▶ Task to carry out
Restate all of the entries exactly, dropping any pictures they hold.

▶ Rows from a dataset
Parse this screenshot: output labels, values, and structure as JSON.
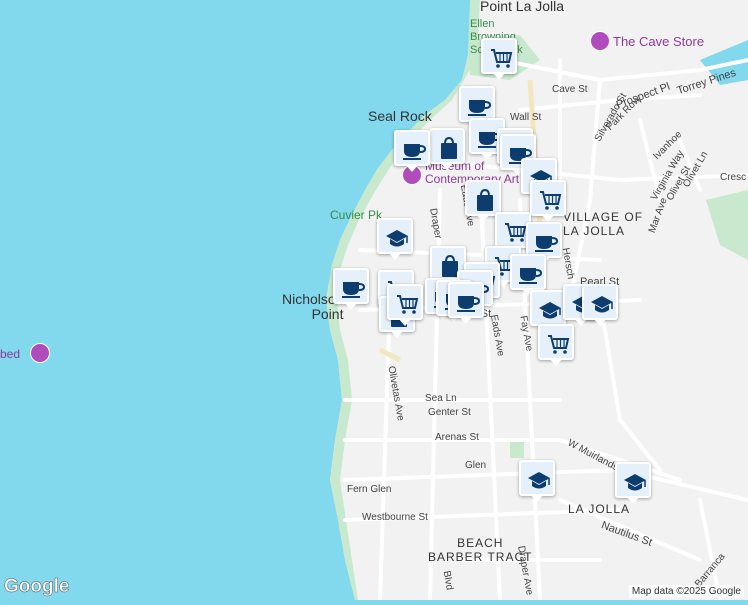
{
  "map": {
    "places": {
      "point_la_jolla": "Point La Jolla",
      "ellen_browning": "Ellen\nBrowning\nScripps Pk",
      "seal_rock": "Seal Rock",
      "cuvier_pk": "Cuvier Pk",
      "nicholson_point": "Nicholson\nPoint",
      "bed": "bed",
      "museum": "Museum of\nContemporary Art",
      "cave_store": "The Cave Store"
    },
    "neighborhoods": {
      "village": "VILLAGE OF\nLA JOLLA",
      "la_jolla": "LA JOLLA",
      "beach_barber": "BEACH\nBARBER TRACT"
    },
    "streets": {
      "cave_st": "Cave St",
      "prospect_pl": "Prospect Pl",
      "torrey_pines": "Torrey Pines",
      "wall_st": "Wall St",
      "silverado_st": "Silverado St",
      "park_row": "Park Row",
      "ivanhoe": "Ivanhoe",
      "virginia_way": "Virginia Way",
      "olivet_st": "Olivet St",
      "olivet_ln": "Olivet Ln",
      "mar_ave": "Mar Ave",
      "cresc": "Cresc",
      "draper": "Draper",
      "eads_ave": "Eads Ave",
      "eads_ave2": "Eads Ave",
      "herschel": "Hersch",
      "pearl_st": "Pearl St",
      "pearl_st2": "Pearl St",
      "fay_ave": "Fay Ave",
      "olivetas_ave": "Olivetas Ave",
      "sea_ln": "Sea Ln",
      "genter_st": "Genter St",
      "arenas_st": "Arenas St",
      "w_muirlands": "W Muirlands",
      "fern_glen": "Fern Glen",
      "glen": "Glen",
      "westbourne_st": "Westbourne St",
      "nautilus_st": "Nautilus St",
      "draper_ave": "Draper Ave",
      "blvd": "Blvd",
      "barranca": "Barranca"
    },
    "attribution": "Map data ©2025 Google",
    "logo": "Google"
  },
  "markers": [
    {
      "type": "grocery"
    },
    {
      "type": "coffee"
    },
    {
      "type": "coffee"
    },
    {
      "type": "shopping"
    },
    {
      "type": "coffee"
    },
    {
      "type": "coffee"
    },
    {
      "type": "coffee"
    },
    {
      "type": "school"
    },
    {
      "type": "grocery"
    },
    {
      "type": "shopping"
    },
    {
      "type": "grocery"
    },
    {
      "type": "school"
    },
    {
      "type": "coffee"
    },
    {
      "type": "shopping"
    },
    {
      "type": "grocery"
    },
    {
      "type": "coffee"
    },
    {
      "type": "coffee"
    },
    {
      "type": "grocery"
    },
    {
      "type": "coffee"
    },
    {
      "type": "grocery"
    },
    {
      "type": "coffee"
    },
    {
      "type": "coffee"
    },
    {
      "type": "coffee"
    },
    {
      "type": "shopping"
    },
    {
      "type": "school"
    },
    {
      "type": "school"
    },
    {
      "type": "school"
    },
    {
      "type": "grocery"
    },
    {
      "type": "grocery"
    },
    {
      "type": "school"
    },
    {
      "type": "school"
    }
  ],
  "colors": {
    "water": "#82d8ec",
    "land": "#f2f2f2",
    "park": "#c9e9cf",
    "road": "#ffffff",
    "marker_bg": "#e6f0fb",
    "icon": "#0d3d6e",
    "poi": "#8e3a99"
  }
}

▶ Answer for the task
Parse this screenshot: output labels, values, and structure as JSON.
{
  "map": {
    "places": {
      "point_la_jolla": "Point La Jolla",
      "ellen_browning": "Ellen\nBrowning\nScripps Pk",
      "seal_rock": "Seal Rock",
      "cuvier_pk": "Cuvier Pk",
      "nicholson_point": "Nicholson\nPoint",
      "bed": "bed",
      "museum": "Museum of\nContemporary Art",
      "cave_store": "The Cave Store"
    },
    "neighborhoods": {
      "village": "VILLAGE OF\nLA JOLLA",
      "la_jolla": "LA JOLLA",
      "beach_barber": "BEACH\nBARBER TRACT"
    },
    "streets": {
      "cave_st": "Cave St",
      "prospect_pl": "Prospect Pl",
      "torrey_pines": "Torrey Pines",
      "wall_st": "Wall St",
      "silverado_st": "Silverado St",
      "park_row": "Park Row",
      "ivanhoe": "Ivanhoe",
      "virginia_way": "Virginia Way",
      "olivet_st": "Olivet St",
      "olivet_ln": "Olivet Ln",
      "mar_ave": "Mar Ave",
      "cresc": "Cresc",
      "draper": "Draper",
      "eads_ave": "Eads Ave",
      "eads_ave2": "Eads Ave",
      "herschel": "Hersch",
      "pearl_st": "Pearl St",
      "pearl_st2": "Pearl St",
      "fay_ave": "Fay Ave",
      "olivetas_ave": "Olivetas Ave",
      "sea_ln": "Sea Ln",
      "genter_st": "Genter St",
      "arenas_st": "Arenas St",
      "w_muirlands": "W Muirlands",
      "fern_glen": "Fern Glen",
      "glen": "Glen",
      "westbourne_st": "Westbourne St",
      "nautilus_st": "Nautilus St",
      "draper_ave": "Draper Ave",
      "blvd": "Blvd",
      "barranca": "Barranca"
    },
    "attribution": "Map data ©2025 Google",
    "logo": "Google"
  },
  "markers": [
    {
      "type": "grocery"
    },
    {
      "type": "coffee"
    },
    {
      "type": "coffee"
    },
    {
      "type": "shopping"
    },
    {
      "type": "coffee"
    },
    {
      "type": "coffee"
    },
    {
      "type": "coffee"
    },
    {
      "type": "school"
    },
    {
      "type": "grocery"
    },
    {
      "type": "shopping"
    },
    {
      "type": "grocery"
    },
    {
      "type": "school"
    },
    {
      "type": "coffee"
    },
    {
      "type": "shopping"
    },
    {
      "type": "grocery"
    },
    {
      "type": "coffee"
    },
    {
      "type": "coffee"
    },
    {
      "type": "grocery"
    },
    {
      "type": "coffee"
    },
    {
      "type": "grocery"
    },
    {
      "type": "coffee"
    },
    {
      "type": "coffee"
    },
    {
      "type": "coffee"
    },
    {
      "type": "shopping"
    },
    {
      "type": "school"
    },
    {
      "type": "school"
    },
    {
      "type": "school"
    },
    {
      "type": "grocery"
    },
    {
      "type": "grocery"
    },
    {
      "type": "school"
    },
    {
      "type": "school"
    }
  ],
  "colors": {
    "water": "#82d8ec",
    "land": "#f2f2f2",
    "park": "#c9e9cf",
    "road": "#ffffff",
    "marker_bg": "#e6f0fb",
    "icon": "#0d3d6e",
    "poi": "#8e3a99"
  }
}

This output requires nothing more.